§ **PASSAGE**
— Begin —

A method for confirming the ink circulation path during ink circulation in image formation, etc., will be explained by referring to a flowchart shown in FIG. 14. While a procedure in the ink circulation in the embodiment is roughly same as that of the flow of the ink circulation of FIG. 13, the embodiment differs in a point where it is determined whether or not the ink circulation path is normal in comparison between the appropriate duty of the pump 4 to be calculated from the ink temperature and the duty of the pump 4 to be actually measured, and the embodiment is characterized by the different point.

The apparatus firstly opens the valve 9 and closes the valve 10 (Step S91). After this, the apparatus sets a time T5 to the timer (Step S92). At the time T5 is a time until the duty of the pump 4 in ink circulation becomes stable, and is appropriately set in manufacturing. Of cause, it is able to adjust the time T5 in response to the performance of the pump 4 and to the ink. After setting the time T5, the apparatus starts to drive the pump 4 with the duty minimum, and starts to count (Step S93).

— End —

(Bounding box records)
— Begin —

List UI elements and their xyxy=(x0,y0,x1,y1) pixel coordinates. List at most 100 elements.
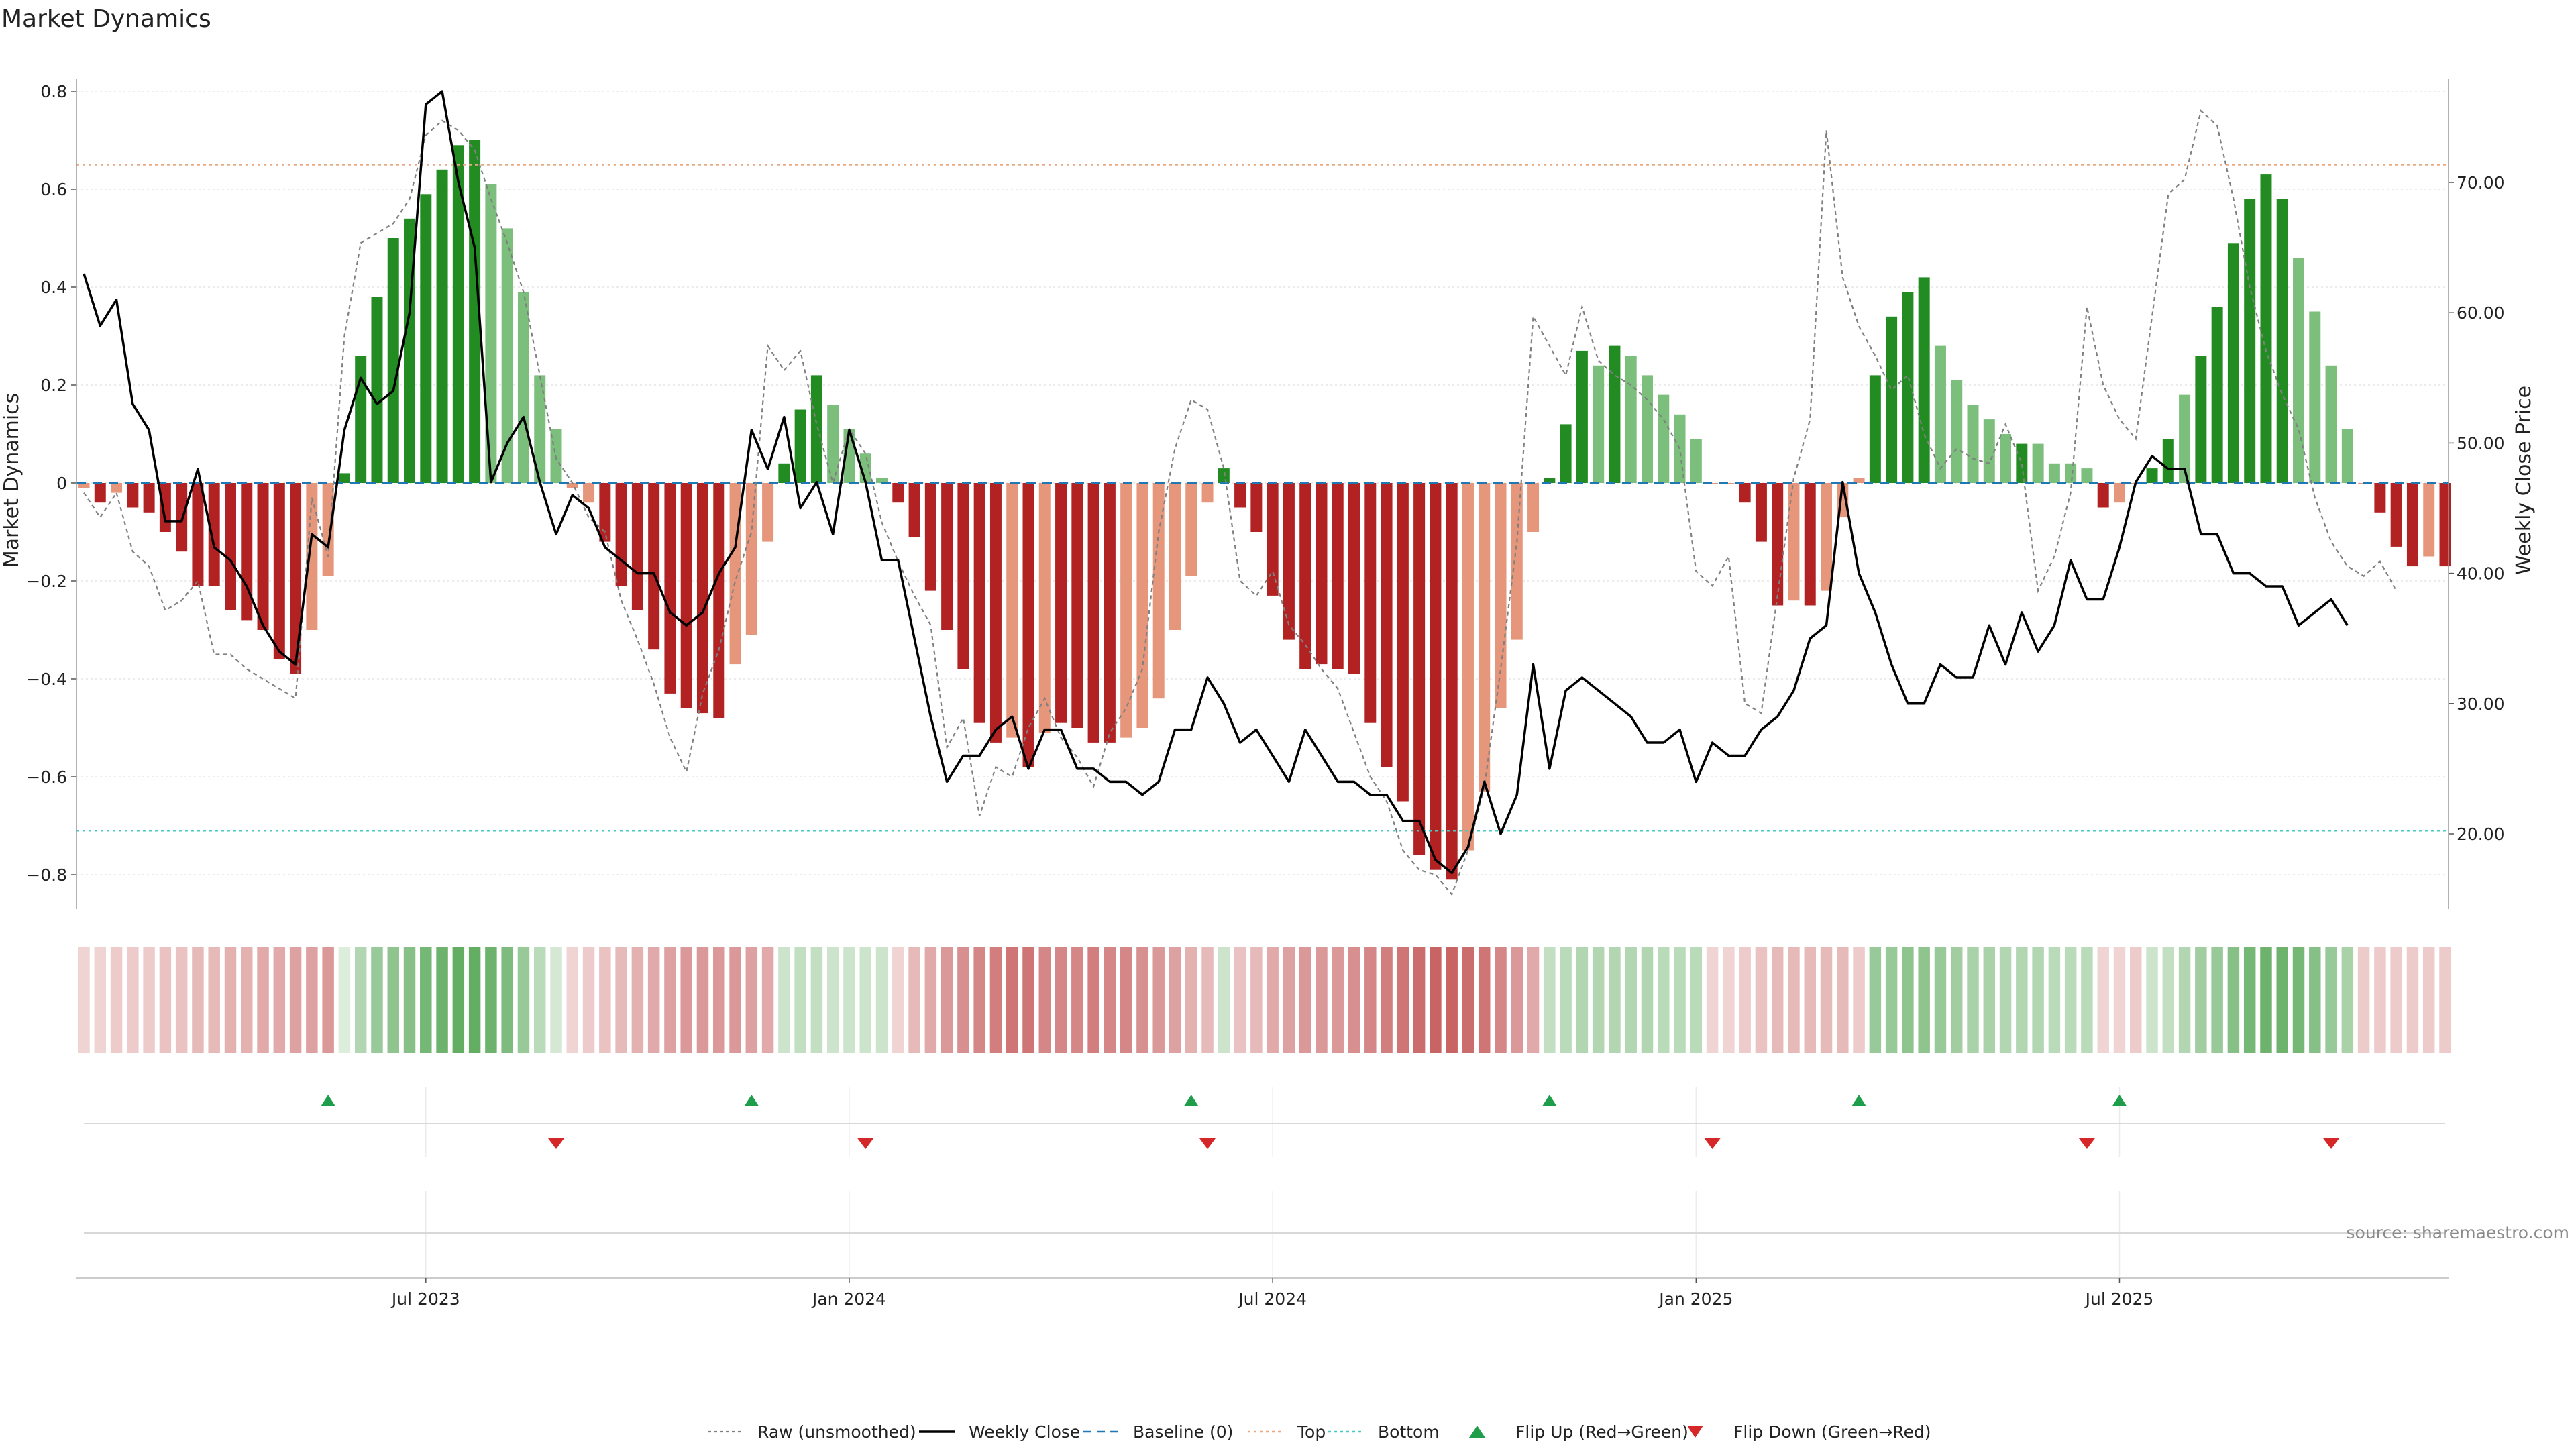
heat-cell xyxy=(1918,947,1930,1053)
heat-cell xyxy=(208,947,220,1053)
heat-cell xyxy=(2227,947,2240,1053)
dynamics-bar xyxy=(1967,405,1979,483)
heat-cell xyxy=(1690,947,1703,1053)
dynamics-bar xyxy=(745,483,757,635)
dynamics-bar xyxy=(208,483,220,586)
left-tick-label: 0 xyxy=(56,474,67,493)
heat-cell xyxy=(989,947,1002,1053)
dynamics-bar xyxy=(1723,483,1735,484)
heat-cell xyxy=(1527,947,1540,1053)
dynamics-bar xyxy=(1364,483,1377,723)
legend-label-baseline: Baseline (0) xyxy=(1133,1422,1233,1442)
heat-cell xyxy=(2178,947,2191,1053)
heat-cell xyxy=(241,947,253,1053)
market-dynamics-bars xyxy=(78,140,2451,880)
heat-cell xyxy=(517,947,530,1053)
heat-cell xyxy=(1201,947,1214,1053)
heat-cell xyxy=(1022,947,1034,1053)
left-tick-label: 0.6 xyxy=(40,180,67,199)
heat-cell xyxy=(550,947,562,1053)
dynamics-bar xyxy=(1641,375,1653,483)
dynamics-bar xyxy=(1479,483,1491,792)
dynamics-bar xyxy=(599,483,611,542)
heat-cell xyxy=(1413,947,1426,1053)
heat-cell xyxy=(1576,947,1589,1053)
dynamics-bar xyxy=(892,483,904,503)
left-axis-ticks: 0.8 0.6 0.4 0.2 0 −0.2 −0.4 −0.6 −0.8 xyxy=(26,82,76,885)
dynamics-bar xyxy=(355,356,367,483)
heat-cell xyxy=(468,947,481,1053)
dynamics-bar xyxy=(2000,434,2012,483)
dynamics-bar xyxy=(78,483,90,488)
heat-cell xyxy=(1136,947,1148,1053)
heat-cell xyxy=(1071,947,1083,1053)
dynamics-bar xyxy=(241,483,253,621)
heat-cell xyxy=(1674,947,1686,1053)
heat-cell xyxy=(1283,947,1295,1053)
heat-cell xyxy=(2406,947,2419,1053)
heat-cell xyxy=(257,947,269,1053)
flip-up-marker xyxy=(2112,1095,2127,1106)
flip-down-marker xyxy=(2078,1138,2095,1149)
dynamics-bar xyxy=(827,405,839,483)
heat-cell xyxy=(1038,947,1051,1053)
dynamics-bar xyxy=(2227,243,2239,483)
heat-cell xyxy=(1592,947,1605,1053)
heat-cell xyxy=(1381,947,1393,1053)
flip-markers-panel xyxy=(84,1087,2445,1157)
dynamics-bar xyxy=(1087,483,1099,743)
flip-down-marker xyxy=(1704,1138,1721,1149)
dynamics-bar xyxy=(1495,483,1507,708)
heat-cell xyxy=(1511,947,1523,1053)
heat-cell xyxy=(1495,947,1507,1053)
dynamics-bar xyxy=(273,483,285,659)
heat-cell xyxy=(2211,947,2223,1053)
dynamics-bar xyxy=(680,483,692,708)
x-tick-label: Jul 2023 xyxy=(390,1289,460,1309)
dynamics-bar xyxy=(338,473,350,483)
heat-cell xyxy=(908,947,920,1053)
dynamics-bar xyxy=(1348,483,1360,674)
heat-cell xyxy=(1739,947,1751,1053)
heat-cell xyxy=(1316,947,1328,1053)
heat-cell xyxy=(859,947,871,1053)
dynamics-bar xyxy=(1609,345,1621,483)
heat-cell xyxy=(192,947,204,1053)
legend: Raw (unsmoothed) Weekly Close Baseline (0)… xyxy=(708,1422,1931,1442)
dynamics-bar xyxy=(469,140,481,483)
heat-cell xyxy=(2130,947,2142,1053)
flip-up-marker xyxy=(321,1095,336,1106)
heat-cell xyxy=(1430,947,1442,1053)
dynamics-bar xyxy=(1446,483,1458,880)
heat-cell xyxy=(1658,947,1670,1053)
dynamics-bar xyxy=(1527,483,1540,532)
x-tick-label: Jan 2024 xyxy=(811,1289,886,1309)
flip-up-marker xyxy=(1851,1095,1867,1106)
heat-cell xyxy=(826,947,839,1053)
dynamics-bar xyxy=(1397,483,1409,802)
heat-cell xyxy=(2162,947,2175,1053)
dynamics-bar xyxy=(762,483,774,542)
heat-cell xyxy=(1185,947,1197,1053)
heat-cell xyxy=(2097,947,2109,1053)
flip-up-marker xyxy=(1542,1095,1557,1106)
dynamics-bar xyxy=(1381,483,1393,767)
dynamics-bar xyxy=(2081,468,2093,483)
heat-cell xyxy=(1869,947,1882,1053)
dynamics-bar xyxy=(631,483,643,610)
dynamics-bar xyxy=(1267,483,1279,596)
raw-series-line xyxy=(83,109,2398,896)
dynamics-bar xyxy=(143,483,155,513)
heat-cell xyxy=(729,947,741,1053)
heat-cell xyxy=(615,947,627,1053)
heat-cell xyxy=(501,947,513,1053)
heat-cell xyxy=(713,947,725,1053)
dynamics-bar xyxy=(127,483,139,508)
dynamics-bar xyxy=(908,483,920,537)
dynamics-bar xyxy=(2097,483,2109,508)
heat-cell xyxy=(2325,947,2337,1053)
heat-cell xyxy=(436,947,448,1053)
dynamics-bar xyxy=(1576,350,1588,483)
dynamics-bar xyxy=(1136,483,1148,728)
dynamics-bar xyxy=(387,238,399,483)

— End —

Please answer these questions about the ink circulation passage:
(a) Which figure's flowchart is used to explain the method for confirming the ink circulation path?
(b) What does the apparatus do with valve 9 and valve 10 in Step S91?
(c) What does the time T5 represent?

(a) FIG. 14
(b) It opens valve 9 and closes valve 10.
(c) The time until the duty of the pump 4 in ink circulation becomes stable.